* Start EXERCISE INPUT *

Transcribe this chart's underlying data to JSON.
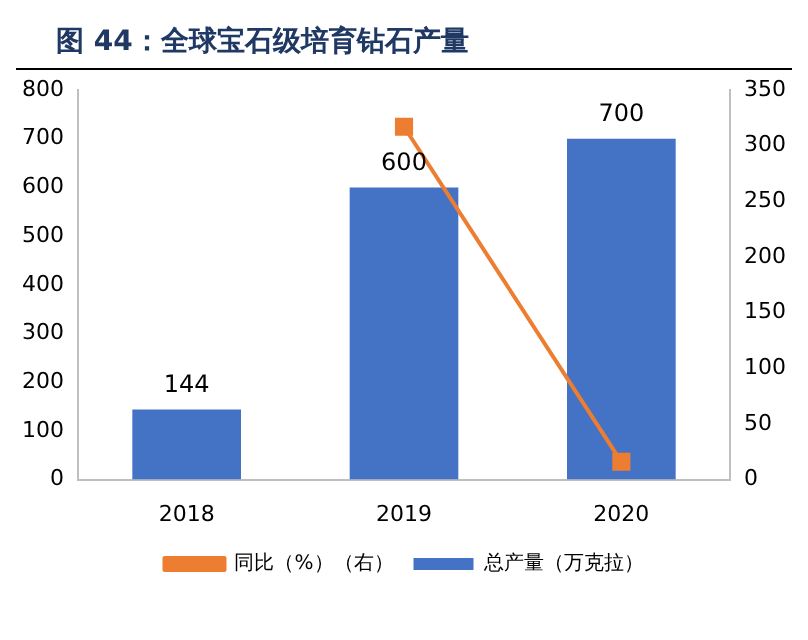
{
  "chart_data": {
    "type": "bar",
    "title": "图 44：全球宝石级培育钻石产量",
    "categories": [
      "2018",
      "2019",
      "2020"
    ],
    "series": [
      {
        "name": "总产量（万克拉）",
        "color": "#4472c4",
        "values": [
          144,
          600,
          700
        ],
        "value_labels": [
          "144",
          "600",
          "700"
        ]
      },
      {
        "name": "同比（%）（右）",
        "type": "line",
        "axis": "y2",
        "color": "#ed7d31",
        "values": [
          null,
          317,
          16
        ],
        "marker": "square"
      }
    ],
    "ylim": [
      0,
      800
    ],
    "yticks": [
      0,
      100,
      200,
      300,
      400,
      500,
      600,
      700,
      800
    ],
    "y2lim": [
      0,
      350
    ],
    "y2ticks": [
      0,
      50,
      100,
      150,
      200,
      250,
      300,
      350
    ],
    "grid": false,
    "legend": "bottom"
  }
}
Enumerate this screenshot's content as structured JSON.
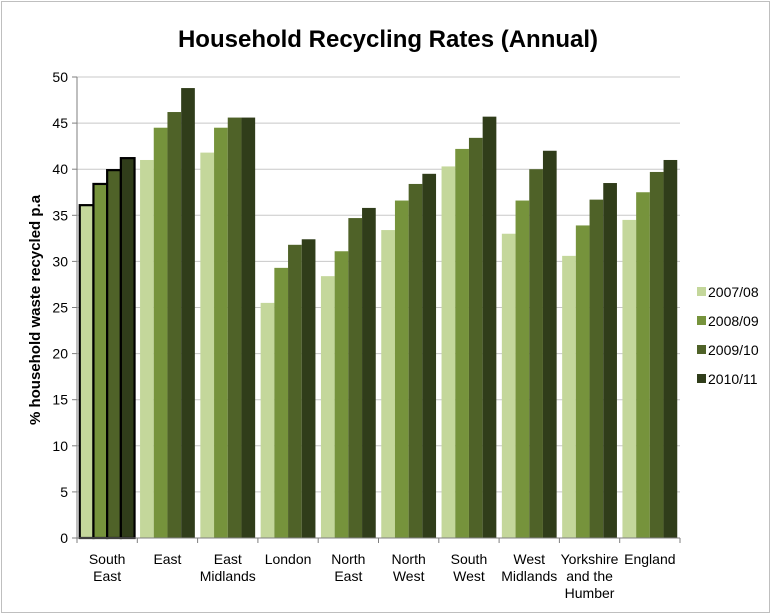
{
  "chart_data": {
    "type": "bar",
    "title": "Household Recycling Rates (Annual)",
    "ylabel": "% household waste recycled p.a",
    "xlabel": "",
    "ylim": [
      0,
      50
    ],
    "yticks": [
      0,
      5,
      10,
      15,
      20,
      25,
      30,
      35,
      40,
      45,
      50
    ],
    "grid": true,
    "legend": "right",
    "categories": [
      [
        "South",
        "East"
      ],
      [
        "East"
      ],
      [
        "East",
        "Midlands"
      ],
      [
        "London"
      ],
      [
        "North",
        "East"
      ],
      [
        "North",
        "West"
      ],
      [
        "South",
        "West"
      ],
      [
        "West",
        "Midlands"
      ],
      [
        "Yorkshire",
        "and the",
        "Humber"
      ],
      [
        "England"
      ]
    ],
    "highlighted_category": 0,
    "series": [
      {
        "name": "2007/08",
        "color": "#c4d79b",
        "values": [
          36.1,
          41.0,
          41.8,
          25.5,
          28.4,
          33.4,
          40.3,
          33.0,
          30.6,
          34.5
        ]
      },
      {
        "name": "2008/09",
        "color": "#76933c",
        "values": [
          38.4,
          44.5,
          44.5,
          29.3,
          31.1,
          36.6,
          42.2,
          36.6,
          33.9,
          37.5
        ]
      },
      {
        "name": "2009/10",
        "color": "#4f6228",
        "values": [
          39.9,
          46.2,
          45.6,
          31.8,
          34.7,
          38.4,
          43.4,
          40.0,
          36.7,
          39.7
        ]
      },
      {
        "name": "2010/11",
        "color": "#303d1a",
        "values": [
          41.2,
          48.8,
          45.6,
          32.4,
          35.8,
          39.5,
          45.7,
          42.0,
          38.5,
          41.0
        ]
      }
    ]
  }
}
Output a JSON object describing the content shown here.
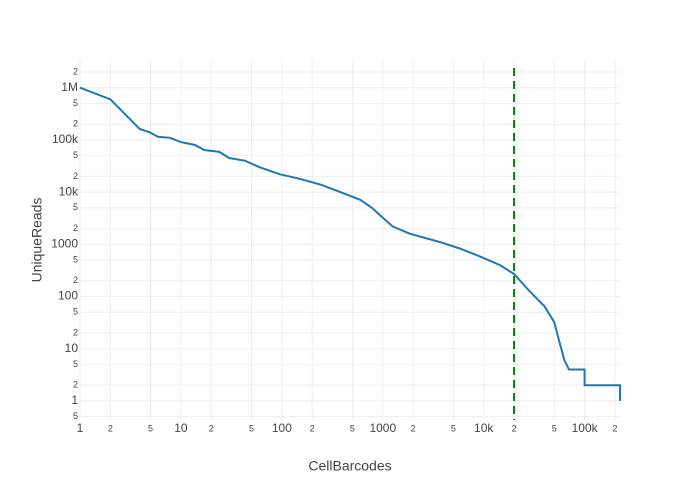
{
  "chart_data": {
    "type": "line",
    "x_title": "CellBarcodes",
    "y_title": "UniqueReads",
    "log_x": true,
    "log_y": true,
    "grid": true,
    "xlim": [
      1,
      224000
    ],
    "ylim": [
      0.43,
      3400000
    ],
    "xticks": [
      1,
      {
        "value": 2,
        "label": "2"
      },
      {
        "value": 5,
        "label": "5"
      },
      10,
      {
        "value": 20,
        "label": "2"
      },
      {
        "value": 50,
        "label": "5"
      },
      100,
      {
        "value": 200,
        "label": "2"
      },
      {
        "value": 500,
        "label": "5"
      },
      1000,
      {
        "value": 2000,
        "label": "2"
      },
      {
        "value": 5000,
        "label": "5"
      },
      {
        "value": 10000,
        "label": "10k"
      },
      {
        "value": 20000,
        "label": "2"
      },
      {
        "value": 50000,
        "label": "5"
      },
      {
        "value": 100000,
        "label": "100k"
      },
      {
        "value": 200000,
        "label": "2"
      }
    ],
    "yticks": [
      {
        "value": 0.5,
        "label": "5"
      },
      1,
      {
        "value": 2,
        "label": "2"
      },
      {
        "value": 5,
        "label": "5"
      },
      10,
      {
        "value": 20,
        "label": "2"
      },
      {
        "value": 50,
        "label": "5"
      },
      100,
      {
        "value": 200,
        "label": "2"
      },
      {
        "value": 500,
        "label": "5"
      },
      1000,
      {
        "value": 2000,
        "label": "2"
      },
      {
        "value": 5000,
        "label": "5"
      },
      {
        "value": 10000,
        "label": "10k"
      },
      {
        "value": 20000,
        "label": "2"
      },
      {
        "value": 50000,
        "label": "5"
      },
      {
        "value": 100000,
        "label": "100k"
      },
      {
        "value": 200000,
        "label": "2"
      },
      {
        "value": 500000,
        "label": "5"
      },
      {
        "value": 1000000,
        "label": "1M"
      },
      {
        "value": 2000000,
        "label": "2"
      }
    ],
    "x": [
      1,
      2,
      3.9,
      4.9,
      5.9,
      7.8,
      10,
      13.8,
      17,
      24,
      30,
      43,
      60,
      95,
      150,
      240,
      380,
      600,
      780,
      940,
      1250,
      1850,
      3700,
      5800,
      9100,
      14500,
      20000,
      28000,
      40000,
      50000,
      56000,
      63000,
      70000,
      100000,
      100000,
      224000,
      224000
    ],
    "series": [
      {
        "color": "#1f77b4",
        "values": [
          1000000,
          600000,
          162000,
          140000,
          115000,
          110000,
          91000,
          80000,
          64000,
          59000,
          45000,
          40000,
          30000,
          22000,
          18000,
          14000,
          10000,
          7100,
          5000,
          3600,
          2200,
          1600,
          1100,
          830,
          590,
          400,
          270,
          130,
          65,
          32,
          14,
          6,
          4,
          4,
          2,
          2,
          1
        ]
      }
    ],
    "vline": {
      "x": 20000,
      "color": "#007f00"
    }
  }
}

* End EXERCISE INPUT *

> [WHAT TO PRODUCE]: All lines above with "JSON" in them should be returned.

> [FINAL RESULT]:
Transcribe this chart's underlying data to JSON.
Enumerate this screenshot's content as structured JSON.
Output a JSON object describing the content shown here.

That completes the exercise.